## AIM OF THE EXERCISE:
Copy the records from the start through the line containing "bar bbox=[13, 400, 60, 427]", and rename "column-panel" to "column-frame" wherever it occurs. Leave everything else unchanged.

· · · ·

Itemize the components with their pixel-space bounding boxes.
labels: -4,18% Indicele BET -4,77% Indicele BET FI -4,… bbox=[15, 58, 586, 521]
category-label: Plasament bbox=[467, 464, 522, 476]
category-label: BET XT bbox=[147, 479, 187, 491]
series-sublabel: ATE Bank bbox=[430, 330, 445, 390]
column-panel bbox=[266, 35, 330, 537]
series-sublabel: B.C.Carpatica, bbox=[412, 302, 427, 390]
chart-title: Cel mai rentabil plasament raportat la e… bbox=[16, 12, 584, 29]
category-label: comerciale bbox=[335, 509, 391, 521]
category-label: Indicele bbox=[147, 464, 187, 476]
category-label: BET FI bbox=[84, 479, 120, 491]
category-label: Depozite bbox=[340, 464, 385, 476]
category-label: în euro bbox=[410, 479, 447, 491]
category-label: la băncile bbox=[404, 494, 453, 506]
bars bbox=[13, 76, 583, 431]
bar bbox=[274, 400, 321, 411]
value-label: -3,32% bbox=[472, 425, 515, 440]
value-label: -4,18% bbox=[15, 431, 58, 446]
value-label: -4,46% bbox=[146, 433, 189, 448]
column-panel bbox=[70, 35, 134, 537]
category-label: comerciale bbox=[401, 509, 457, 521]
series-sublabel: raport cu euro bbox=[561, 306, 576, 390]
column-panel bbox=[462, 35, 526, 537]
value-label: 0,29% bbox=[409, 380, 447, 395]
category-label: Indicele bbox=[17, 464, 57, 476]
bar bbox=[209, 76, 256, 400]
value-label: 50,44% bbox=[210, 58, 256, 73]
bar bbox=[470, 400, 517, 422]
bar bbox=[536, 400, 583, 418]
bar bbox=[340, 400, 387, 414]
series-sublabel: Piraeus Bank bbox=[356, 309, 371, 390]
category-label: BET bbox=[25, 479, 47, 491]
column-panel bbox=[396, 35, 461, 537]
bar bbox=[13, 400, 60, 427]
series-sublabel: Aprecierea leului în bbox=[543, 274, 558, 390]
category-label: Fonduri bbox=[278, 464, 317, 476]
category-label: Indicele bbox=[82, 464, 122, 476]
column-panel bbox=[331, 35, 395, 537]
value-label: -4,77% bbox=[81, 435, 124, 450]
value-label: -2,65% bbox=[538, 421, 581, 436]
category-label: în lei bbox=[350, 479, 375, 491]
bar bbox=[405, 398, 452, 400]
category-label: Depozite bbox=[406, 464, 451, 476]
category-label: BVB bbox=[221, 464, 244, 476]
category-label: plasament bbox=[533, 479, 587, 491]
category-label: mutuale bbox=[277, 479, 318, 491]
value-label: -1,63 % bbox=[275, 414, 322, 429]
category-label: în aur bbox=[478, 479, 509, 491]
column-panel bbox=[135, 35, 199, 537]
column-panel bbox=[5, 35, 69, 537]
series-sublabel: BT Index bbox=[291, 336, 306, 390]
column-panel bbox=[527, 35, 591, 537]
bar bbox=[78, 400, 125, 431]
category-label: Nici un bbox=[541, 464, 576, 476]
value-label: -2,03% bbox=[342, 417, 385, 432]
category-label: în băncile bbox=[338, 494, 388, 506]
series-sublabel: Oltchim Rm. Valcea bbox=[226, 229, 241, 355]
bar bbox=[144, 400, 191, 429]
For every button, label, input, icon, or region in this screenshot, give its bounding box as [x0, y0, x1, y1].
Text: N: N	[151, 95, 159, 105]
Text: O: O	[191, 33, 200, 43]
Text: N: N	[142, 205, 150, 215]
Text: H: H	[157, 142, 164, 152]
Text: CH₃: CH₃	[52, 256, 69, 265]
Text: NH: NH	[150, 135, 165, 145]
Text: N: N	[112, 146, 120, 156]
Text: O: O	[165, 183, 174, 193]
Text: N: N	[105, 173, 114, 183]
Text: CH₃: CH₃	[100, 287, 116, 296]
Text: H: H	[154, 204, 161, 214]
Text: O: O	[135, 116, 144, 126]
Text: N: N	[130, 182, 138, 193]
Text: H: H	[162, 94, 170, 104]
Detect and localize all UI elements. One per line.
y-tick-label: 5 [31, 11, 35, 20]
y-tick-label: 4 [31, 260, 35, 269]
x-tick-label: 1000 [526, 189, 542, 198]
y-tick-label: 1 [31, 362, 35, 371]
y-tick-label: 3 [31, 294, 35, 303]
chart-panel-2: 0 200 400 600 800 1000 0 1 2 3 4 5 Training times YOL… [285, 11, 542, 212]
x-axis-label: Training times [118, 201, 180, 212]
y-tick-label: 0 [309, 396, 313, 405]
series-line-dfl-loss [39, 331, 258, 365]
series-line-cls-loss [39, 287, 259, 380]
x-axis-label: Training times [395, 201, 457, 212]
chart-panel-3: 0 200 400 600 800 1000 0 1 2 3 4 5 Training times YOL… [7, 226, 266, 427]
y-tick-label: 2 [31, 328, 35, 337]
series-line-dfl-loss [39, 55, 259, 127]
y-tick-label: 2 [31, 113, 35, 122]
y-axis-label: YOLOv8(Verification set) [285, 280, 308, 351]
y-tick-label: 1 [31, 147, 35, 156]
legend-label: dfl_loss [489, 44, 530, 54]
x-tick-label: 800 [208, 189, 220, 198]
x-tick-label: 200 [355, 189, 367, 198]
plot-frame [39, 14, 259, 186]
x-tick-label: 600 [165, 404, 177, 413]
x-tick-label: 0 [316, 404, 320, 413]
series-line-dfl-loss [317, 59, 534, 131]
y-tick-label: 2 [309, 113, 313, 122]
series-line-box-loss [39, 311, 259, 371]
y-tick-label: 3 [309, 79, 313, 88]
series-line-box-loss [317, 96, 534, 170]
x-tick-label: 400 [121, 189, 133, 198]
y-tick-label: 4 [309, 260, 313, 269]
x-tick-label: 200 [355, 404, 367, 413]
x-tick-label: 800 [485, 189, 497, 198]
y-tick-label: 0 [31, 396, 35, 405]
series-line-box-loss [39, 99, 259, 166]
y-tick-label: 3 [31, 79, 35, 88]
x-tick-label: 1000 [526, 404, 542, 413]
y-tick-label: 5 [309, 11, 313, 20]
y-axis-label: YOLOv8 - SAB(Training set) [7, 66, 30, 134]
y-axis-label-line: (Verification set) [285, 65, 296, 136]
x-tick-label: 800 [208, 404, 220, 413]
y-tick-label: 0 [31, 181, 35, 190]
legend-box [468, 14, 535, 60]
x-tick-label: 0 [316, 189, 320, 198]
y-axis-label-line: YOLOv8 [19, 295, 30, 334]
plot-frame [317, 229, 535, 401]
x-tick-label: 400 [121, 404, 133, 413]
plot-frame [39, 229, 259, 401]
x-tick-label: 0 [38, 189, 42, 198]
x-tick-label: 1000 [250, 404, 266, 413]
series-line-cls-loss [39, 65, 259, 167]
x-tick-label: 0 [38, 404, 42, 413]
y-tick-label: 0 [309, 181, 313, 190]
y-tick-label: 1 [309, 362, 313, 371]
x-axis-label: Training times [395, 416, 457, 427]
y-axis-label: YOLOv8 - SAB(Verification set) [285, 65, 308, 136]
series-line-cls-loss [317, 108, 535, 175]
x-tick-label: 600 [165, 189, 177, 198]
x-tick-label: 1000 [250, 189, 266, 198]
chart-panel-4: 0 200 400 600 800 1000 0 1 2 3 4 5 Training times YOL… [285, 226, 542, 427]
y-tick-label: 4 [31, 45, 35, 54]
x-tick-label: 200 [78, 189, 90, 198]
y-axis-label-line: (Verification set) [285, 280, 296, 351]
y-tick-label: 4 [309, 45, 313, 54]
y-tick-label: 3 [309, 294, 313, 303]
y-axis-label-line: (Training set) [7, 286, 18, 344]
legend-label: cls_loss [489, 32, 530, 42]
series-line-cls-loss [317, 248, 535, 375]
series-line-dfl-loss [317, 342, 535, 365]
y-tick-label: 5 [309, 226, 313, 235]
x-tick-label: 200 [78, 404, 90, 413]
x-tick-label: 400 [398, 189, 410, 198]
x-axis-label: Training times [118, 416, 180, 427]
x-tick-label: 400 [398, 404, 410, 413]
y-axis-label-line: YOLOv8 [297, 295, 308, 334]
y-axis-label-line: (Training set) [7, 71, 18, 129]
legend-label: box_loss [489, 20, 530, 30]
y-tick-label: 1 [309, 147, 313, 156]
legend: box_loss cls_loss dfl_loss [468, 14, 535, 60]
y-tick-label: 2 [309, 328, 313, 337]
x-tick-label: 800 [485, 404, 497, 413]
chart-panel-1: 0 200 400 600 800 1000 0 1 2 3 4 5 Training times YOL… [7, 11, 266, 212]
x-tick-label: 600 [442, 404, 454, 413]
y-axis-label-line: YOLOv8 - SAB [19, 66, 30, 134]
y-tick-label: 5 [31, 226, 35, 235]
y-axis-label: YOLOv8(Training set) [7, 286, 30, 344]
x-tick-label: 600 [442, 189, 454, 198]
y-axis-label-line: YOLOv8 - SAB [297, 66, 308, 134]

· · · ·

## PROBLEM SOLUTION:
Itemize the components with their pixel-space bounding boxes.
labels: -4,18% Indicele BET -4,77% Indicele BET FI -4,… bbox=[15, 58, 586, 521]
category-label: Plasament bbox=[467, 464, 522, 476]
category-label: BET XT bbox=[147, 479, 187, 491]
series-sublabel: ATE Bank bbox=[430, 330, 445, 390]
column-frame bbox=[266, 35, 330, 537]
series-sublabel: B.C.Carpatica, bbox=[412, 302, 427, 390]
chart-title: Cel mai rentabil plasament raportat la e… bbox=[16, 12, 584, 29]
category-label: comerciale bbox=[335, 509, 391, 521]
category-label: Indicele bbox=[147, 464, 187, 476]
category-label: BET FI bbox=[84, 479, 120, 491]
category-label: Depozite bbox=[340, 464, 385, 476]
category-label: în euro bbox=[410, 479, 447, 491]
category-label: la băncile bbox=[404, 494, 453, 506]
bars bbox=[13, 76, 583, 431]
bar bbox=[274, 400, 321, 411]
value-label: -3,32% bbox=[472, 425, 515, 440]
value-label: -4,18% bbox=[15, 431, 58, 446]
value-label: -4,46% bbox=[146, 433, 189, 448]
column-frame bbox=[70, 35, 134, 537]
category-label: comerciale bbox=[401, 509, 457, 521]
series-sublabel: raport cu euro bbox=[561, 306, 576, 390]
column-frame bbox=[462, 35, 526, 537]
value-label: 0,29% bbox=[409, 380, 447, 395]
category-label: Indicele bbox=[17, 464, 57, 476]
bar bbox=[209, 76, 256, 400]
value-label: 50,44% bbox=[210, 58, 256, 73]
bar bbox=[470, 400, 517, 422]
bar bbox=[536, 400, 583, 418]
bar bbox=[340, 400, 387, 414]
series-sublabel: Piraeus Bank bbox=[356, 309, 371, 390]
category-label: BET bbox=[25, 479, 47, 491]
column-frame bbox=[396, 35, 461, 537]
bar bbox=[13, 400, 60, 427]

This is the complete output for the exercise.